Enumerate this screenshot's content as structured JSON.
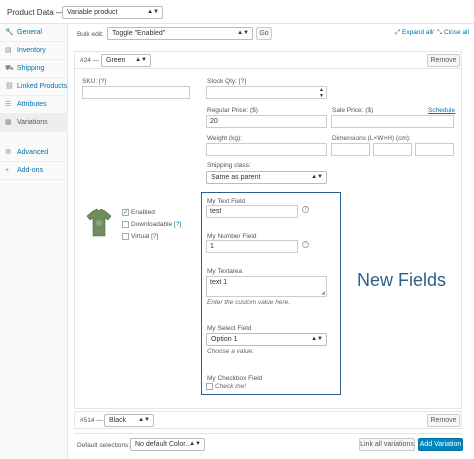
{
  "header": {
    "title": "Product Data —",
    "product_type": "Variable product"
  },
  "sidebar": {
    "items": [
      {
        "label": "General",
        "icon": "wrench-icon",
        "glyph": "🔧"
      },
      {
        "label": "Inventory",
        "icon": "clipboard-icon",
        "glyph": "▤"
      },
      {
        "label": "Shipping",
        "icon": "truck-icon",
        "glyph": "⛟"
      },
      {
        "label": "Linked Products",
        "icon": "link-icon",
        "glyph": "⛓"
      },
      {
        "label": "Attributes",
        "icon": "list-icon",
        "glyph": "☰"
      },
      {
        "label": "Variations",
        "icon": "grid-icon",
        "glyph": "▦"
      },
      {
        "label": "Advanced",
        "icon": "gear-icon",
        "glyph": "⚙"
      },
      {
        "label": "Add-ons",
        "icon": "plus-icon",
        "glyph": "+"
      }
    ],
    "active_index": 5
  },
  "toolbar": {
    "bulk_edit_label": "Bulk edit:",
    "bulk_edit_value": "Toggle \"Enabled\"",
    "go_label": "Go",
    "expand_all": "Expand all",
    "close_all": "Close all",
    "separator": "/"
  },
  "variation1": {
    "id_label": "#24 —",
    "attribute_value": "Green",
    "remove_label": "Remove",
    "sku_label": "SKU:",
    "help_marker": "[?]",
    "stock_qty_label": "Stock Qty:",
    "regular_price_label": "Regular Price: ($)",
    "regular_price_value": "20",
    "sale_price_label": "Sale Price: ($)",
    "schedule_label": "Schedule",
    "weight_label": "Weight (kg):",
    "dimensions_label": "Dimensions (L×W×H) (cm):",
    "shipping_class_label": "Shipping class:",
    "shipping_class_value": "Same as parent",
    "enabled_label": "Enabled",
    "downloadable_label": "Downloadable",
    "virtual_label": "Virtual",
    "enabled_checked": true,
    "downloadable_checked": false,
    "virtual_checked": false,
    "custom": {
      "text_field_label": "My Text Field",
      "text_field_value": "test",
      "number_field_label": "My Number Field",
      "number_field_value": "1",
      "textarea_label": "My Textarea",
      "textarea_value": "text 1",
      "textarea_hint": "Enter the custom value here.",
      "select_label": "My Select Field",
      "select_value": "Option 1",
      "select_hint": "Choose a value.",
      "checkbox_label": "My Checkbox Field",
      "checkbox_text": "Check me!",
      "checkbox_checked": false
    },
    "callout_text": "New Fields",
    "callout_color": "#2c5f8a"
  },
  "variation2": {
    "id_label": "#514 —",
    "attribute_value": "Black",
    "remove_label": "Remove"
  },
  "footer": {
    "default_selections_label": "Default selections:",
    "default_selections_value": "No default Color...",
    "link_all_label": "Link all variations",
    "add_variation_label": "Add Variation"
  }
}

* * *

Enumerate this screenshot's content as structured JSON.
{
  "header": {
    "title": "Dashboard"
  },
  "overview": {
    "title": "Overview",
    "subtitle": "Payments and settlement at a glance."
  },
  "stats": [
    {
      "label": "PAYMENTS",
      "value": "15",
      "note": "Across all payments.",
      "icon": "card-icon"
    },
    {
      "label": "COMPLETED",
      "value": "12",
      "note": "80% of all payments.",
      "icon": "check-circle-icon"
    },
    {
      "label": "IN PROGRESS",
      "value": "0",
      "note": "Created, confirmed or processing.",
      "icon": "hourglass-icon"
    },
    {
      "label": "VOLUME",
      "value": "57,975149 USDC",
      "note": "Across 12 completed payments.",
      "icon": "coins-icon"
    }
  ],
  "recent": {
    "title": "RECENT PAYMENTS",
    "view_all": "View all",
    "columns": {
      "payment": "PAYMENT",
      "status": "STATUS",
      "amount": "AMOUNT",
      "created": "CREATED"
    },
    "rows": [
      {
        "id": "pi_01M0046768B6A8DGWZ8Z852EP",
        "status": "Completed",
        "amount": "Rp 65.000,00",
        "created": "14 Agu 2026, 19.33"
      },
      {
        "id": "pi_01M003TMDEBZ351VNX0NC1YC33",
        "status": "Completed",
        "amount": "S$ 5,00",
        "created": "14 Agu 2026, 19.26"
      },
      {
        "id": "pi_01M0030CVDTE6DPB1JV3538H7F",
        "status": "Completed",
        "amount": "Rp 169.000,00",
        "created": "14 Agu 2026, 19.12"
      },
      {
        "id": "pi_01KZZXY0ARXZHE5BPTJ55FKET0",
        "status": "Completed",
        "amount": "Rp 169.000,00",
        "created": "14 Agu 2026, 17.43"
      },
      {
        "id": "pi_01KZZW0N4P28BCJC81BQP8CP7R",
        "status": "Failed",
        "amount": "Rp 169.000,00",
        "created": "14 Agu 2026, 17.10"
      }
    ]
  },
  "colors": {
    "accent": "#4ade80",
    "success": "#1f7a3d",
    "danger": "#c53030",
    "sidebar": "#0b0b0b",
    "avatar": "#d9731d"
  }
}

...

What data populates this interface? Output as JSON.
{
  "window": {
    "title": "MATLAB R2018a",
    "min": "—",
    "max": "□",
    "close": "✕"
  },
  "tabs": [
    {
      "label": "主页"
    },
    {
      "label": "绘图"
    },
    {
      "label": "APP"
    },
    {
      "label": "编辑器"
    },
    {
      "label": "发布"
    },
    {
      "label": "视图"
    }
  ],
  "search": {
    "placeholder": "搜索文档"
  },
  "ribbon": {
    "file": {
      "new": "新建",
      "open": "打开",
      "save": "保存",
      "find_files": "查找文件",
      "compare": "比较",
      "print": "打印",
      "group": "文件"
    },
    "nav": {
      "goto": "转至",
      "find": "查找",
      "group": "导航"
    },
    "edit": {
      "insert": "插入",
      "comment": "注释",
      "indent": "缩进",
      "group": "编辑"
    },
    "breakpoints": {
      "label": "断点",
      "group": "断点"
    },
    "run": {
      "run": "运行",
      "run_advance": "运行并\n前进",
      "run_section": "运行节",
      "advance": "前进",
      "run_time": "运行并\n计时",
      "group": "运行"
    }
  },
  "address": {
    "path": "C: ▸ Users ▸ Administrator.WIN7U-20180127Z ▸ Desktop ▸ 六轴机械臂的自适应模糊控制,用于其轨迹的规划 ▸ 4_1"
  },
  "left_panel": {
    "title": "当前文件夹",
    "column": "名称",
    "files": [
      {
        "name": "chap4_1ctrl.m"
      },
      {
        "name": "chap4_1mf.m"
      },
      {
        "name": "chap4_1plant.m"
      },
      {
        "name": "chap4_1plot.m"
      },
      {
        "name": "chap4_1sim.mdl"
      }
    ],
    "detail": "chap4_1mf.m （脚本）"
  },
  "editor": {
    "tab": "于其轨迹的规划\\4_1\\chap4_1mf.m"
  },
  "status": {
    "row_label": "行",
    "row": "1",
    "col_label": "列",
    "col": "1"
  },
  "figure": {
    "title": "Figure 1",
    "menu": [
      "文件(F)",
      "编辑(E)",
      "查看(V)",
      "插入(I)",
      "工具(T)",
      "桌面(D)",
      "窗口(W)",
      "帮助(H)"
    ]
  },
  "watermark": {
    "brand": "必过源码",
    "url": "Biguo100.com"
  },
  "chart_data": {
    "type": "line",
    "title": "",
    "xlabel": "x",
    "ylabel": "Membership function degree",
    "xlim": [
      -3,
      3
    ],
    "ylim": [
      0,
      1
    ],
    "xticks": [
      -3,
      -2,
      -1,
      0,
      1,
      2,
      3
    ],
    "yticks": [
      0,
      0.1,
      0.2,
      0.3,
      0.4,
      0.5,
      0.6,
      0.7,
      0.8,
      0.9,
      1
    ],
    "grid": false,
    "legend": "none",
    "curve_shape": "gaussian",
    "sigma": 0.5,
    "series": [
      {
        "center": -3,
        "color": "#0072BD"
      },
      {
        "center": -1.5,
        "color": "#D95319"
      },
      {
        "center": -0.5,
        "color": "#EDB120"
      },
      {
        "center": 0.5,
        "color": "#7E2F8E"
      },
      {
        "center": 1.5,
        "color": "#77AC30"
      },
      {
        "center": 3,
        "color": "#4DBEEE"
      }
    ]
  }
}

» **Required work**:
Count the lines of the material that include the word "icon", then state only the total.

» **Exercise response**:
12